What this task involves: All of the records below should be output exactly.

Stored items
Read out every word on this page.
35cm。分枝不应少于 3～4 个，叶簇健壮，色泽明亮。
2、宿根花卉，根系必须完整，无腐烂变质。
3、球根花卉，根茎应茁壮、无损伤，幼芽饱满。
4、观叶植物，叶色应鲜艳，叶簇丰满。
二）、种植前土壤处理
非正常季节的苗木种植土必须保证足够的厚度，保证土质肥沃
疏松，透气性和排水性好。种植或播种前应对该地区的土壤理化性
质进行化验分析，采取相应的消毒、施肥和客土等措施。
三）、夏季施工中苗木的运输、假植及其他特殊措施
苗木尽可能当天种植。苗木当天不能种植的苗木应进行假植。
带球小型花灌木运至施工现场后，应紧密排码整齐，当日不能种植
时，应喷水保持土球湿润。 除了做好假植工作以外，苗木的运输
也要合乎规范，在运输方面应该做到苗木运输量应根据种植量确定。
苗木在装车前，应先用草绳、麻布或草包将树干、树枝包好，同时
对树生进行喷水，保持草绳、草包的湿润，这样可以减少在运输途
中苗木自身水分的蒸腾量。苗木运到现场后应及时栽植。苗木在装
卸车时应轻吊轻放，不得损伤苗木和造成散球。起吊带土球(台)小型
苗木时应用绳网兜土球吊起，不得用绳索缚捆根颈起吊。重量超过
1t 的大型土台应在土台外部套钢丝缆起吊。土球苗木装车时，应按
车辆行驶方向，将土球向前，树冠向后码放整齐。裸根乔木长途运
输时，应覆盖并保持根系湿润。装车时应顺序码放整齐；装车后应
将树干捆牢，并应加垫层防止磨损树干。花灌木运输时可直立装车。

Output below:
Read out every word on this page.
35cm。分枝不应少于 3～4 个，叶簇健壮，色泽明亮。
2、宿根花卉，根系必须完整，无腐烂变质。
3、球根花卉，根茎应茁壮、无损伤，幼芽饱满。
4、观叶植物，叶色应鲜艳，叶簇丰满。
二）、种植前土壤处理
非正常季节的苗木种植土必须保证足够的厚度，保证土质肥沃
疏松，透气性和排水性好。种植或播种前应对该地区的土壤理化性
质进行化验分析，采取相应的消毒、施肥和客土等措施。
三）、夏季施工中苗木的运输、假植及其他特殊措施
苗木尽可能当天种植。苗木当天不能种植的苗木应进行假植。
带球小型花灌木运至施工现场后，应紧密排码整齐，当日不能种植
时，应喷水保持土球湿润。 除了做好假植工作以外，苗木的运输
也要合乎规范，在运输方面应该做到苗木运输量应根据种植量确定。
苗木在装车前，应先用草绳、麻布或草包将树干、树枝包好，同时
对树生进行喷水，保持草绳、草包的湿润，这样可以减少在运输途
中苗木自身水分的蒸腾量。苗木运到现场后应及时栽植。苗木在装
卸车时应轻吊轻放，不得损伤苗木和造成散球。起吊带土球(台)小型
苗木时应用绳网兜土球吊起，不得用绳索缚捆根颈起吊。重量超过
1t 的大型土台应在土台外部套钢丝缆起吊。土球苗木装车时，应按
车辆行驶方向，将土球向前，树冠向后码放整齐。裸根乔木长途运
输时，应覆盖并保持根系湿润。装车时应顺序码放整齐；装车后应
将树干捆牢，并应加垫层防止磨损树干。花灌木运输时可直立装车。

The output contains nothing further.